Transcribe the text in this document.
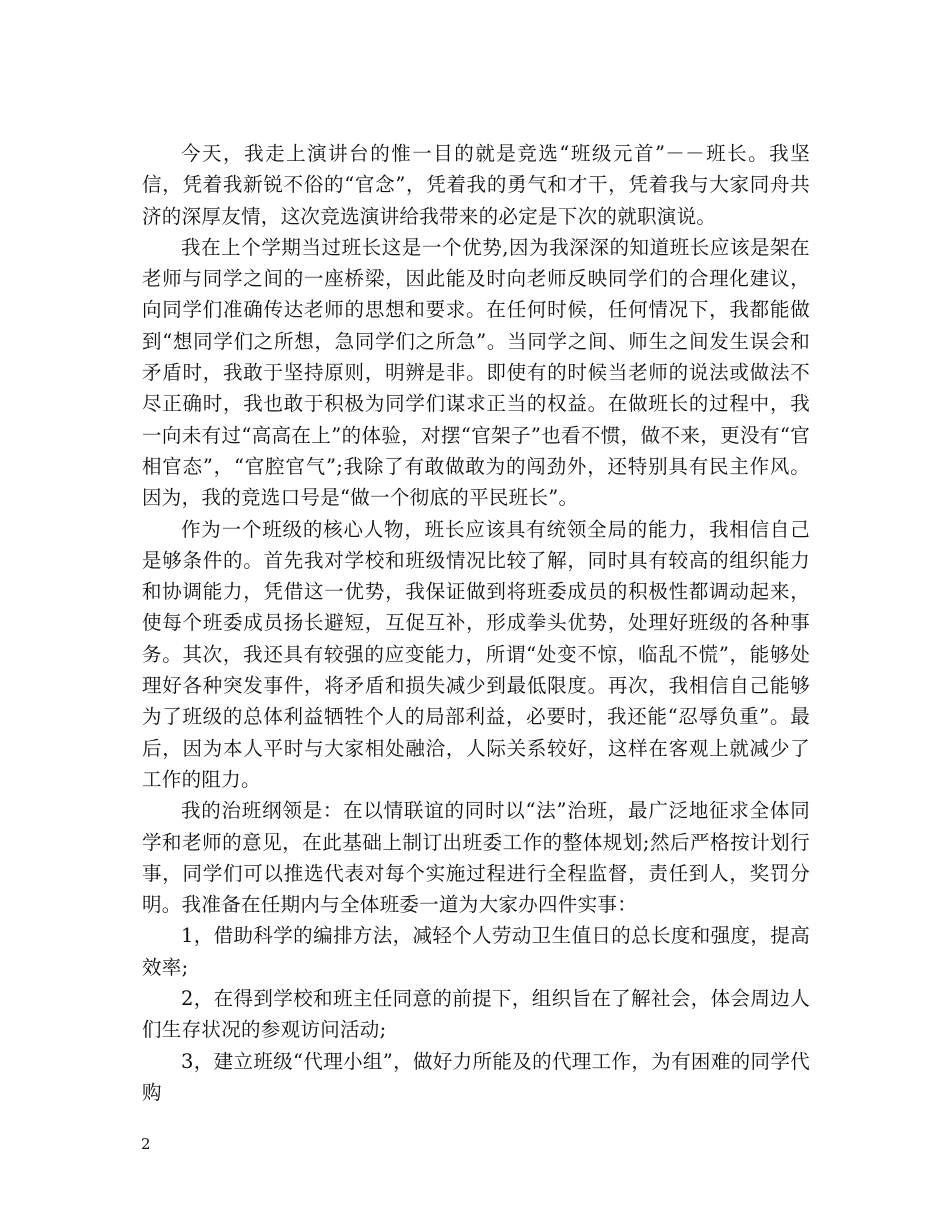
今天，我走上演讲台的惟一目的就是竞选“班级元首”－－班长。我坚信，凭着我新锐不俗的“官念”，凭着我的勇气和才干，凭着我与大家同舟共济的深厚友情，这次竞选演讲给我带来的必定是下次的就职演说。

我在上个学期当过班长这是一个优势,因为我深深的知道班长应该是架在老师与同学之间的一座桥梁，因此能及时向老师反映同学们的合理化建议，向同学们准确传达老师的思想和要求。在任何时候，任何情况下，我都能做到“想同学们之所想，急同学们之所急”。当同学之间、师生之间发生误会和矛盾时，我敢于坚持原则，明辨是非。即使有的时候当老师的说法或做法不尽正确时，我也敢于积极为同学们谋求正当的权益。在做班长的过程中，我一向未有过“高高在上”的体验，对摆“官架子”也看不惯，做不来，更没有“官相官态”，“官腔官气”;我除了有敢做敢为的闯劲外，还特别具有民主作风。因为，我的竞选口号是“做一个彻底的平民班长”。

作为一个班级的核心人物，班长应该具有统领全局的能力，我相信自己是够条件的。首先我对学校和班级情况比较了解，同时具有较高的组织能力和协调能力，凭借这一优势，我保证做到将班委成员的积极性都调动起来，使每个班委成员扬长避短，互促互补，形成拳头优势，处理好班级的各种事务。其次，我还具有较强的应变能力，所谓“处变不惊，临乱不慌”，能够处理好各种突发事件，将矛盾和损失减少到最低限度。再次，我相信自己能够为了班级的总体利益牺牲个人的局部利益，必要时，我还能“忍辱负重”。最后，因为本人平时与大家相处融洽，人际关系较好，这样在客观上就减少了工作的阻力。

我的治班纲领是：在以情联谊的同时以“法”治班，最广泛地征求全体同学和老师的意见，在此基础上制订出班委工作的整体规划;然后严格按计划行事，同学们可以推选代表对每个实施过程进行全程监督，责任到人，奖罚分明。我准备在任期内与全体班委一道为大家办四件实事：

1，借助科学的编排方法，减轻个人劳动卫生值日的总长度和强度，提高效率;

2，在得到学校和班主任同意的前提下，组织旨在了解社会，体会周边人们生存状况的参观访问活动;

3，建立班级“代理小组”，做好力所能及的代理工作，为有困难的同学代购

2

++++++

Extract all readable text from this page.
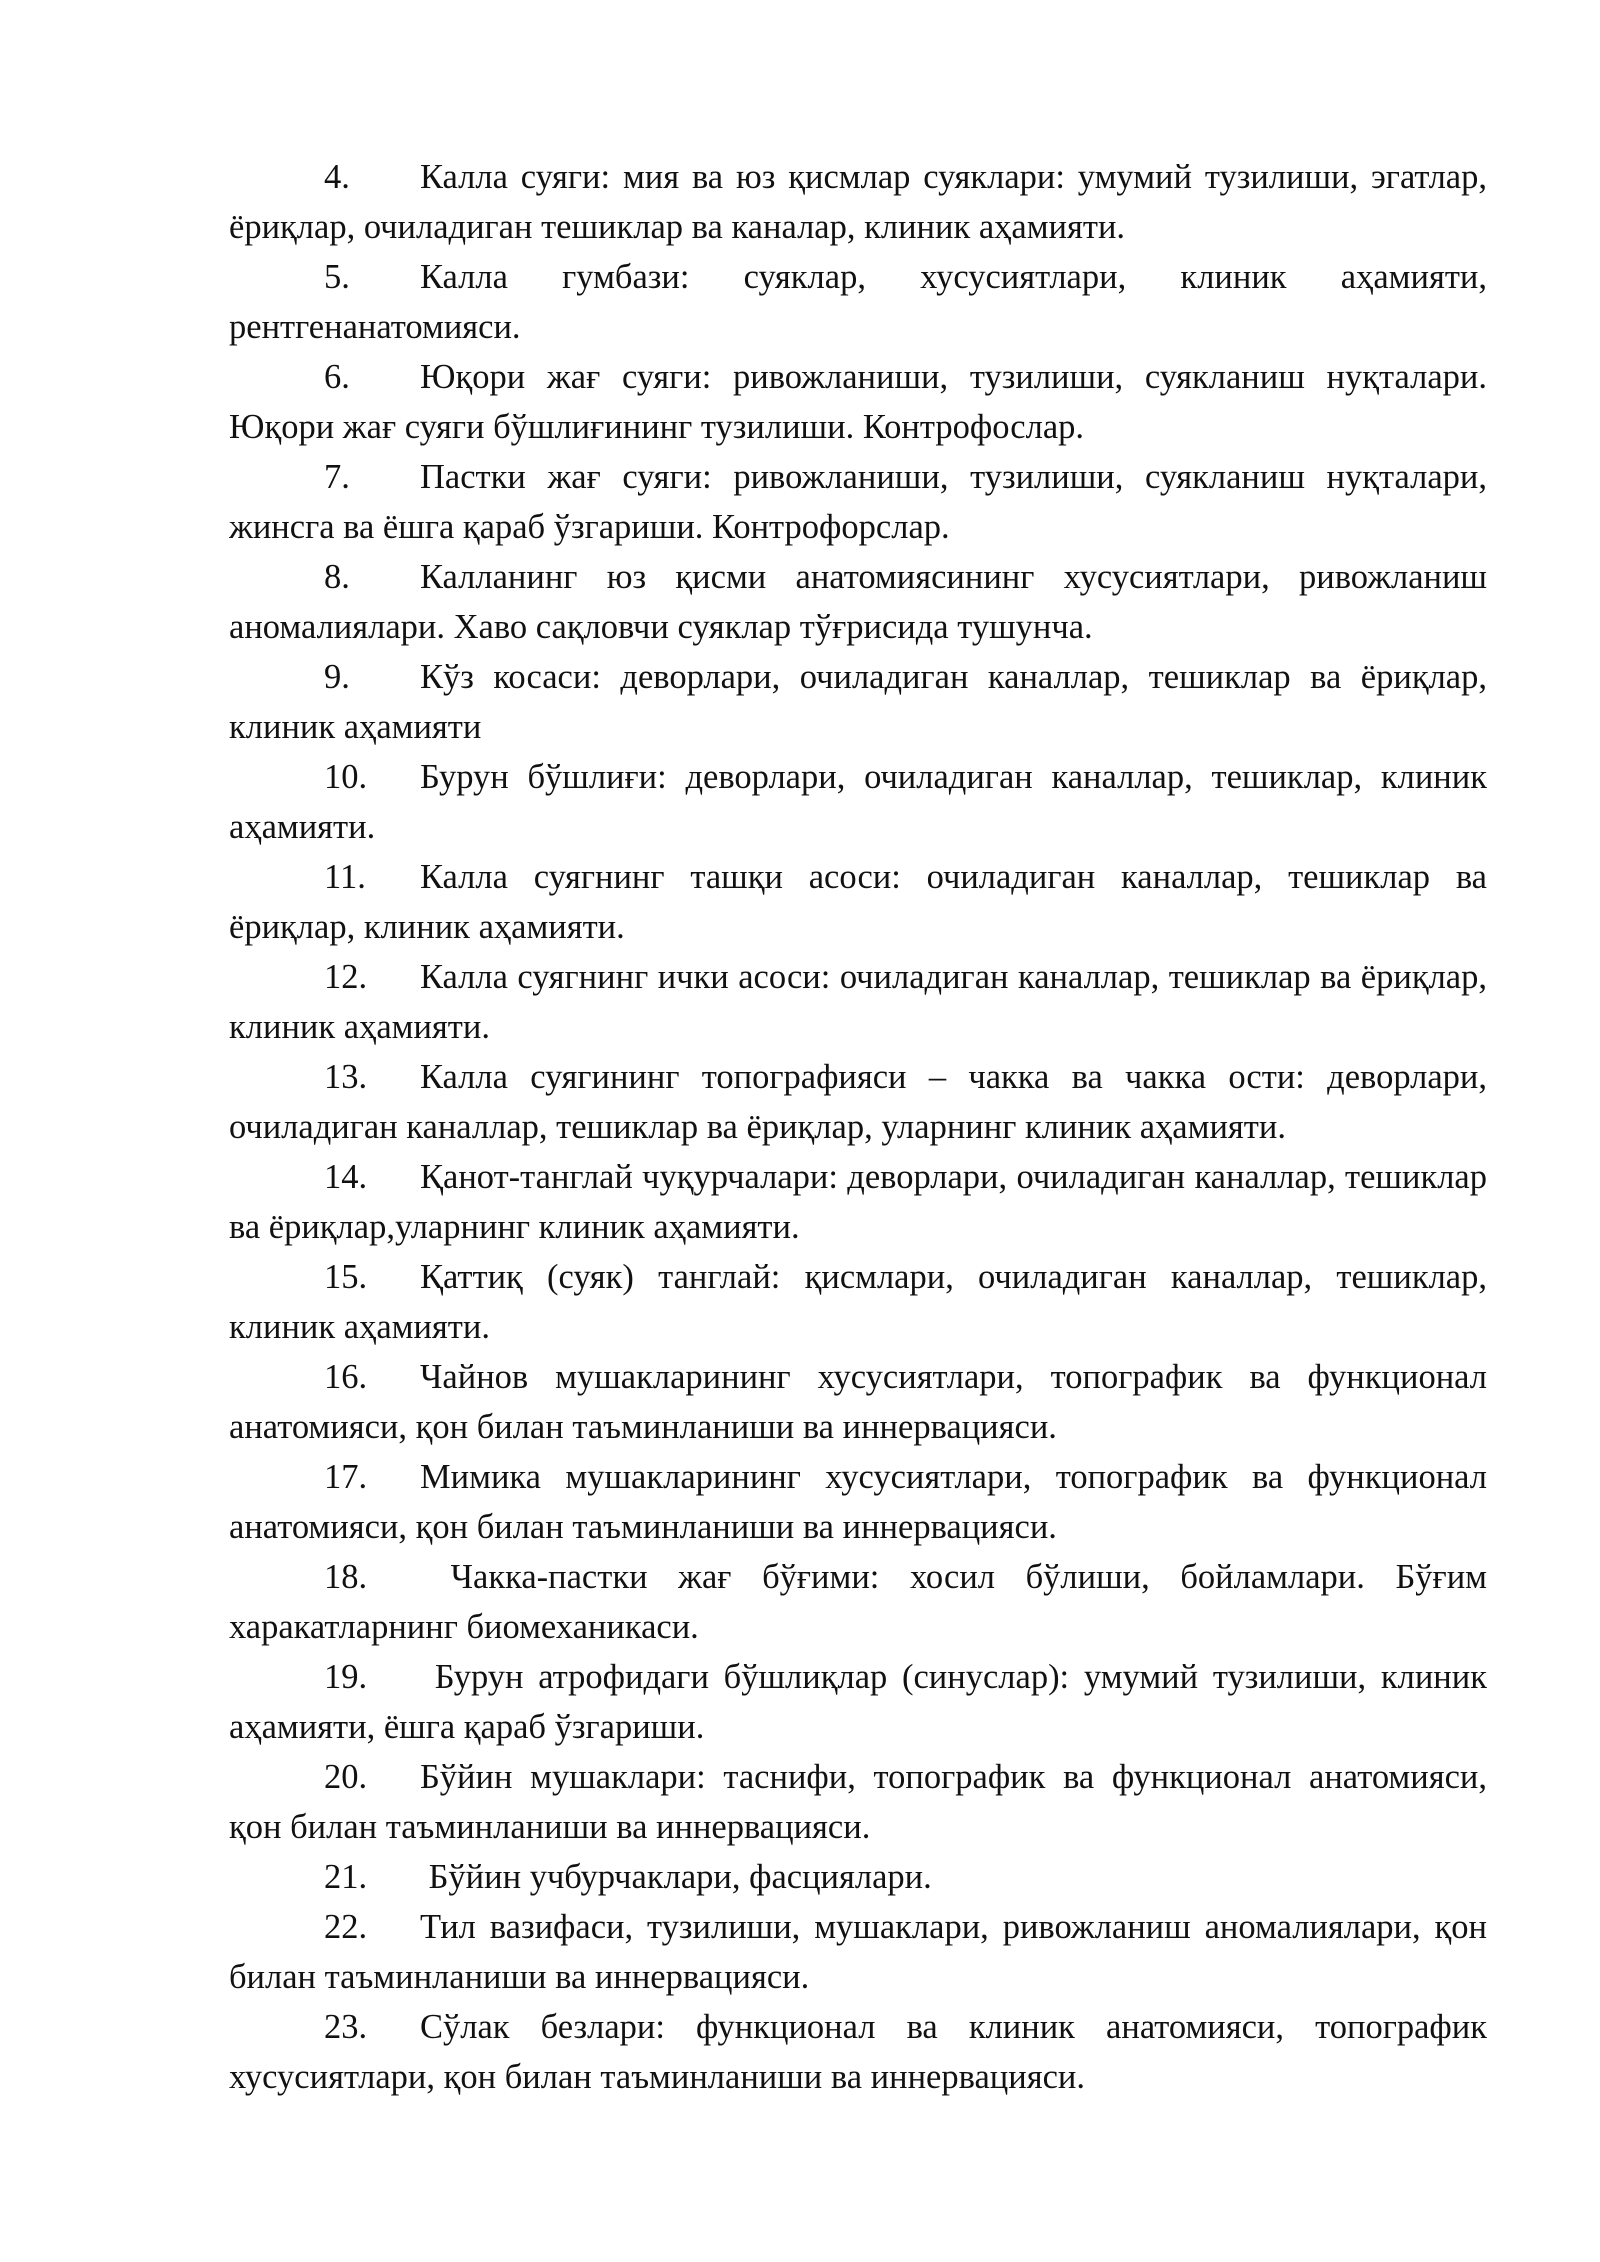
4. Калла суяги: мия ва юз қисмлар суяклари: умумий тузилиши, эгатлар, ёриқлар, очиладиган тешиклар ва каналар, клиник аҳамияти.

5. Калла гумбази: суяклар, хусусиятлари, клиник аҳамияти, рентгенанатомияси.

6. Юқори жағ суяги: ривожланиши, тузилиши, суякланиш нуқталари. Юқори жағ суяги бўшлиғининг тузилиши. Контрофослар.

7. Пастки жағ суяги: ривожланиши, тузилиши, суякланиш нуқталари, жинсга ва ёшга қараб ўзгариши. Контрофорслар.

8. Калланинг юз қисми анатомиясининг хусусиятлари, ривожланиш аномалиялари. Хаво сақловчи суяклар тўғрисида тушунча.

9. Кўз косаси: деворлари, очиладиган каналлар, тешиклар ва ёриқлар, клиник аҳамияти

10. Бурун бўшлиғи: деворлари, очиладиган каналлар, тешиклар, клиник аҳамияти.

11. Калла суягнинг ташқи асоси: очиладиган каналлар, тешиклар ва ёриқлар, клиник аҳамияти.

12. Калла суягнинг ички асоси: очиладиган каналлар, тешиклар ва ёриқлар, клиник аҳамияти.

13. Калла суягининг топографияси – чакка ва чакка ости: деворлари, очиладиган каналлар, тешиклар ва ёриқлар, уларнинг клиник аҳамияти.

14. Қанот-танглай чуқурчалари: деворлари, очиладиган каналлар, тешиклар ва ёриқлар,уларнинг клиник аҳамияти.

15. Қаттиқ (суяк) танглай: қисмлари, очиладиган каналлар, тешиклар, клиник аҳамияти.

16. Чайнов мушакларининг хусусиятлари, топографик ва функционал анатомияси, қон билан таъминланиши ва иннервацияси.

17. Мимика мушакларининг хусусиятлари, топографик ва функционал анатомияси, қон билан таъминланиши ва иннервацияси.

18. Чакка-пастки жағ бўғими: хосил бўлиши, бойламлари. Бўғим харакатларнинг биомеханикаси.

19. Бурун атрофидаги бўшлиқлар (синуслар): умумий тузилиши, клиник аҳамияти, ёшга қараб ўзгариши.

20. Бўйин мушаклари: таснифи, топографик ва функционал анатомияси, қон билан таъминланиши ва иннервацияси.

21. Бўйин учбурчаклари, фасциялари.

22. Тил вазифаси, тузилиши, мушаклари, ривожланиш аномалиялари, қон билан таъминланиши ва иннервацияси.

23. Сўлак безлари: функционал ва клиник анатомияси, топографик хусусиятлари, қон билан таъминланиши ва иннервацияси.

++++++

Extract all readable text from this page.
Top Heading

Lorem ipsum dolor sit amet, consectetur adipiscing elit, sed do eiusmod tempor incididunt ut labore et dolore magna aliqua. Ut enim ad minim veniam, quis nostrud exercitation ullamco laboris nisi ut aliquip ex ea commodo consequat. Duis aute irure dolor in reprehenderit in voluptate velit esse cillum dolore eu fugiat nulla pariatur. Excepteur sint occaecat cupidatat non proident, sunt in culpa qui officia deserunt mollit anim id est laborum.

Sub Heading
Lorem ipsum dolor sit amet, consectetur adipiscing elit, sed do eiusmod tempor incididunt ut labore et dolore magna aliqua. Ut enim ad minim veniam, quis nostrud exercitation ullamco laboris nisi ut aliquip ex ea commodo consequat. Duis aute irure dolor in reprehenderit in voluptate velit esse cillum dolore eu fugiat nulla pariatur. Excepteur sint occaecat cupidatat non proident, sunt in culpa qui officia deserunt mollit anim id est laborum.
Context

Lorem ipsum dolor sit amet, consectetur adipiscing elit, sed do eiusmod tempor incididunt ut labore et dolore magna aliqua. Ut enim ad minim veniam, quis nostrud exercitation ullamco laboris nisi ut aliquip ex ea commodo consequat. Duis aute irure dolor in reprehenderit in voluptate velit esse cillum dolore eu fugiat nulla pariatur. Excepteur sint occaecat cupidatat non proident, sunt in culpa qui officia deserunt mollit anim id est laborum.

++++++

What to do:
Count the lines of the material that include the word "Бурун", then report only the total.

Response to this exercise:
2